## INPUT DATA
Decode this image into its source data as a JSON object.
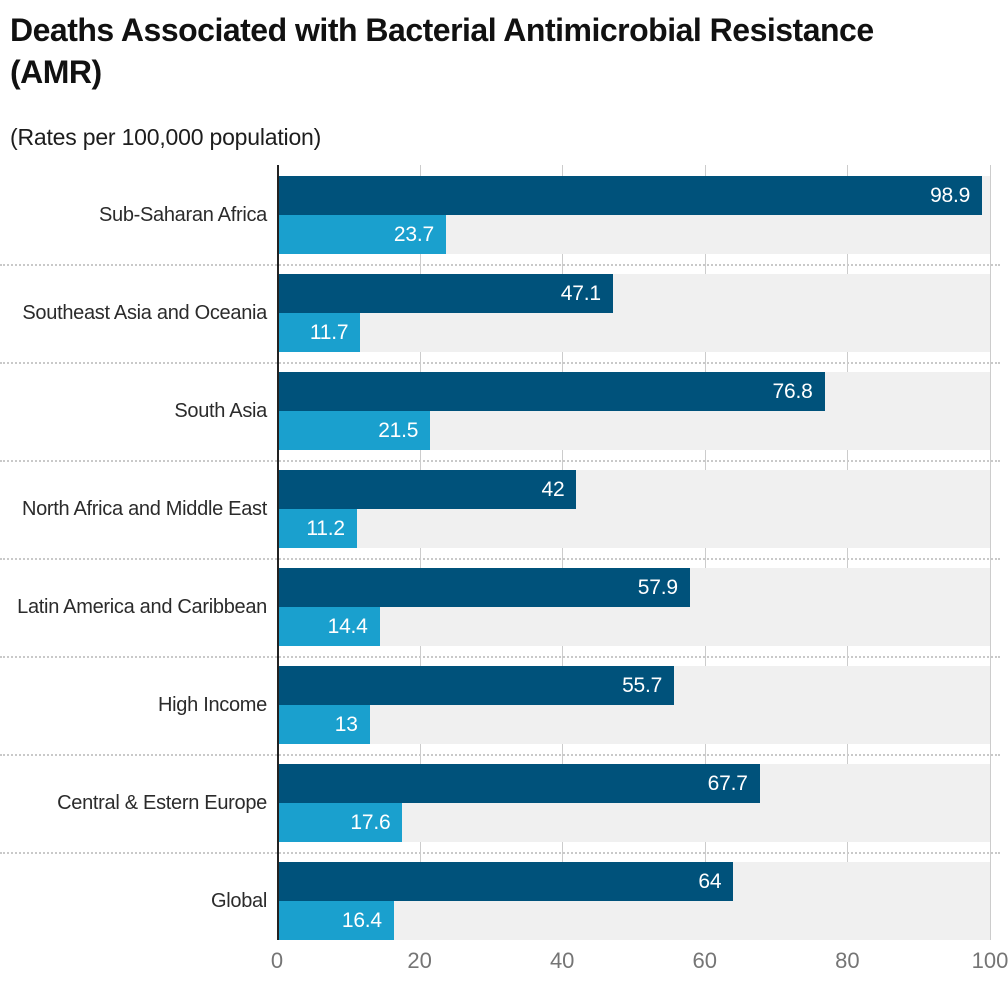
{
  "title": "Deaths Associated with Bacterial Antimicrobial Resistance (AMR)",
  "title_lines": [
    "Deaths Associated with Bacterial Antimicrobial Resistance",
    "(AMR)"
  ],
  "subtitle": "(Rates per 100,000 population)",
  "chart_data": {
    "type": "bar",
    "orientation": "horizontal",
    "title": "Deaths Associated with Bacterial Antimicrobial Resistance (AMR)",
    "subtitle": "(Rates per 100,000 population)",
    "categories": [
      "Sub-Saharan Africa",
      "Southeast Asia and Oceania",
      "South Asia",
      "North Africa and Middle East",
      "Latin America and Caribbean",
      "High Income",
      "Central & Estern Europe",
      "Global"
    ],
    "series": [
      {
        "name": "dark-blue",
        "color": "#00527b",
        "values": [
          98.9,
          47.1,
          76.8,
          42,
          57.9,
          55.7,
          67.7,
          64
        ]
      },
      {
        "name": "light-blue",
        "color": "#1aa0ce",
        "values": [
          23.7,
          11.7,
          21.5,
          11.2,
          14.4,
          13,
          17.6,
          16.4
        ]
      }
    ],
    "xlim": [
      0,
      100
    ],
    "x_ticks": [
      0,
      20,
      40,
      60,
      80,
      100
    ],
    "grid": true,
    "legend": false
  },
  "colors": {
    "band": "#f0f0f0",
    "gridline": "#cccccc",
    "axis_line": "#222222",
    "tick_label": "#757575",
    "value_label": "#ffffff",
    "separator": "#c9c9c9"
  }
}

## ASSIGNMENT
Every entry above should be restated word for word, with the images left out.

## ANSWER TO THIS PROBLEM
Decode this image into its source data as a JSON object.
{
  "title": "Deaths Associated with Bacterial Antimicrobial Resistance (AMR)",
  "title_lines": [
    "Deaths Associated with Bacterial Antimicrobial Resistance",
    "(AMR)"
  ],
  "subtitle": "(Rates per 100,000 population)",
  "chart_data": {
    "type": "bar",
    "orientation": "horizontal",
    "title": "Deaths Associated with Bacterial Antimicrobial Resistance (AMR)",
    "subtitle": "(Rates per 100,000 population)",
    "categories": [
      "Sub-Saharan Africa",
      "Southeast Asia and Oceania",
      "South Asia",
      "North Africa and Middle East",
      "Latin America and Caribbean",
      "High Income",
      "Central & Estern Europe",
      "Global"
    ],
    "series": [
      {
        "name": "dark-blue",
        "color": "#00527b",
        "values": [
          98.9,
          47.1,
          76.8,
          42,
          57.9,
          55.7,
          67.7,
          64
        ]
      },
      {
        "name": "light-blue",
        "color": "#1aa0ce",
        "values": [
          23.7,
          11.7,
          21.5,
          11.2,
          14.4,
          13,
          17.6,
          16.4
        ]
      }
    ],
    "xlim": [
      0,
      100
    ],
    "x_ticks": [
      0,
      20,
      40,
      60,
      80,
      100
    ],
    "grid": true,
    "legend": false
  },
  "colors": {
    "band": "#f0f0f0",
    "gridline": "#cccccc",
    "axis_line": "#222222",
    "tick_label": "#757575",
    "value_label": "#ffffff",
    "separator": "#c9c9c9"
  }
}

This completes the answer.